▶ Material for this task:

§

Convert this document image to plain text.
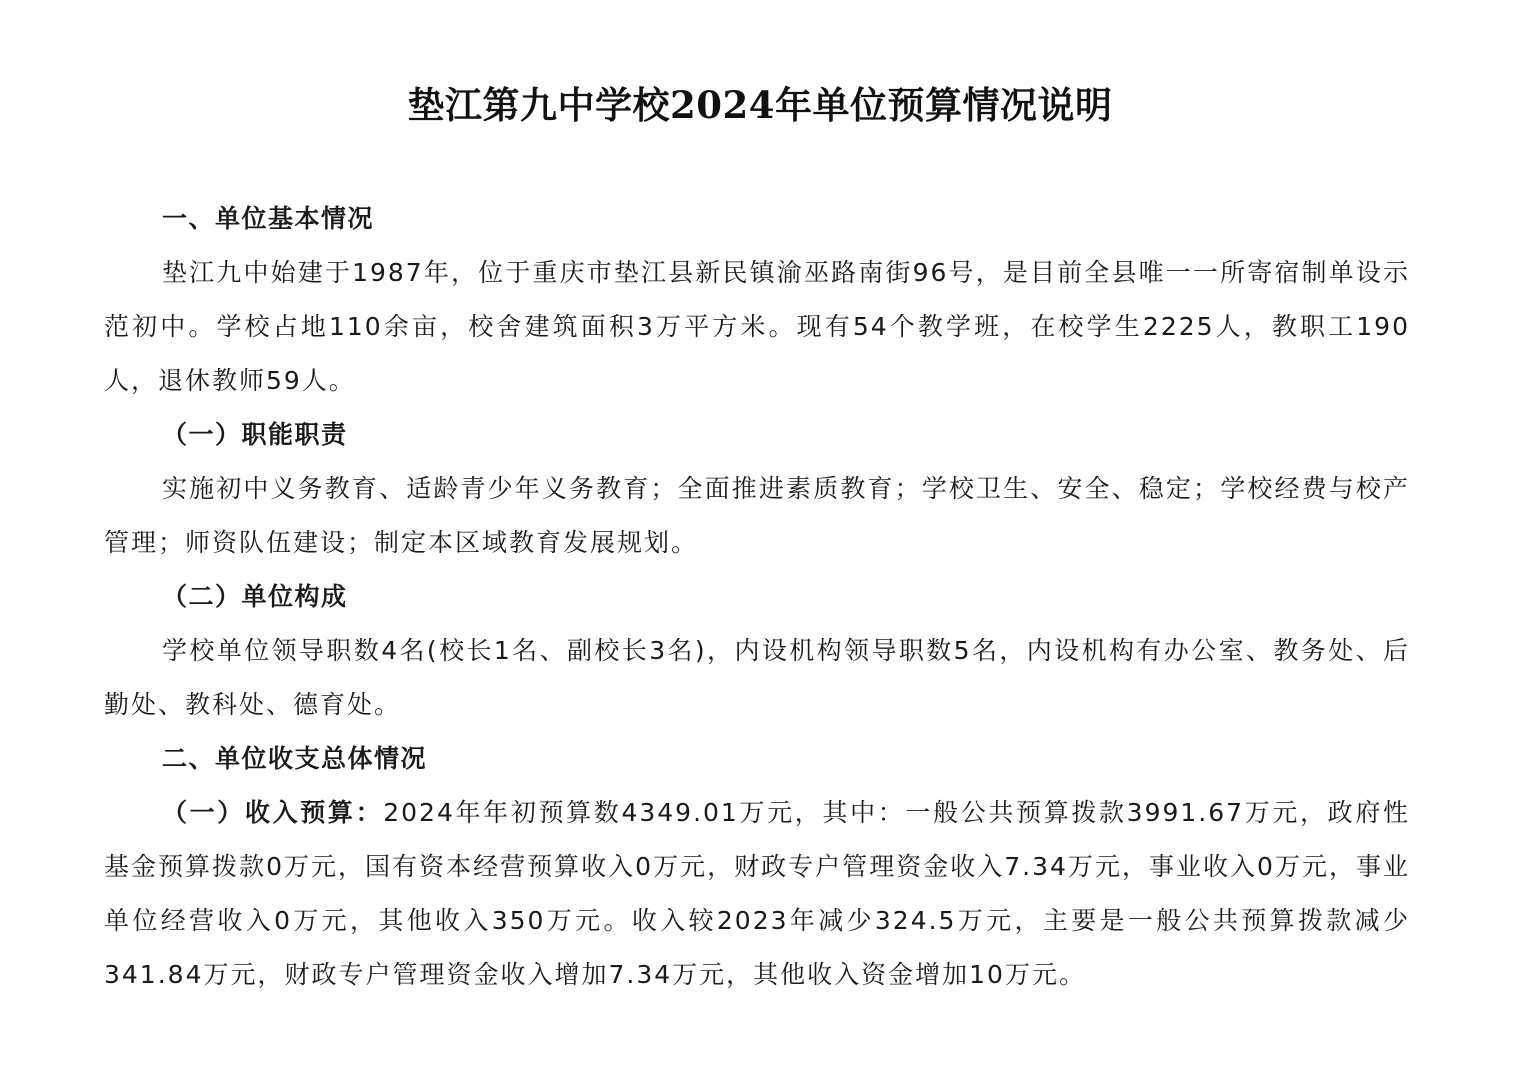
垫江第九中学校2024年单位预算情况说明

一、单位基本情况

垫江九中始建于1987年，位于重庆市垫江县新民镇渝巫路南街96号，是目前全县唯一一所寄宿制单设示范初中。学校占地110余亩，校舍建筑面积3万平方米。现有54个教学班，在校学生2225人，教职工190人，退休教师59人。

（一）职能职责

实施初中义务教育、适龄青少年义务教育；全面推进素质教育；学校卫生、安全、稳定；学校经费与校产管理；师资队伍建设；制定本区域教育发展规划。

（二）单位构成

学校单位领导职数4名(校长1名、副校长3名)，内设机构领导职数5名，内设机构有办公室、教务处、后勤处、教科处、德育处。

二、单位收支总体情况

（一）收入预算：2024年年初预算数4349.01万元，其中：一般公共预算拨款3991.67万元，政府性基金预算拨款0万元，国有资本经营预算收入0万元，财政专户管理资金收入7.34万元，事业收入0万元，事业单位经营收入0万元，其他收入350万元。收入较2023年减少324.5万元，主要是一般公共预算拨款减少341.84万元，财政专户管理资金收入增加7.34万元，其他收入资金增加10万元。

§

▶ Exercise aim: Can you restate all the records above word for word while dropping the pictures?

▶ Output for this task:
Convert this document image to plain text.
垫江第九中学校2024年单位预算情况说明

一、单位基本情况

垫江九中始建于1987年，位于重庆市垫江县新民镇渝巫路南街96号，是目前全县唯一一所寄宿制单设示范初中。学校占地110余亩，校舍建筑面积3万平方米。现有54个教学班，在校学生2225人，教职工190人，退休教师59人。

（一）职能职责

实施初中义务教育、适龄青少年义务教育；全面推进素质教育；学校卫生、安全、稳定；学校经费与校产管理；师资队伍建设；制定本区域教育发展规划。

（二）单位构成

学校单位领导职数4名(校长1名、副校长3名)，内设机构领导职数5名，内设机构有办公室、教务处、后勤处、教科处、德育处。

二、单位收支总体情况

（一）收入预算：2024年年初预算数4349.01万元，其中：一般公共预算拨款3991.67万元，政府性基金预算拨款0万元，国有资本经营预算收入0万元，财政专户管理资金收入7.34万元，事业收入0万元，事业单位经营收入0万元，其他收入350万元。收入较2023年减少324.5万元，主要是一般公共预算拨款减少341.84万元，财政专户管理资金收入增加7.34万元，其他收入资金增加10万元。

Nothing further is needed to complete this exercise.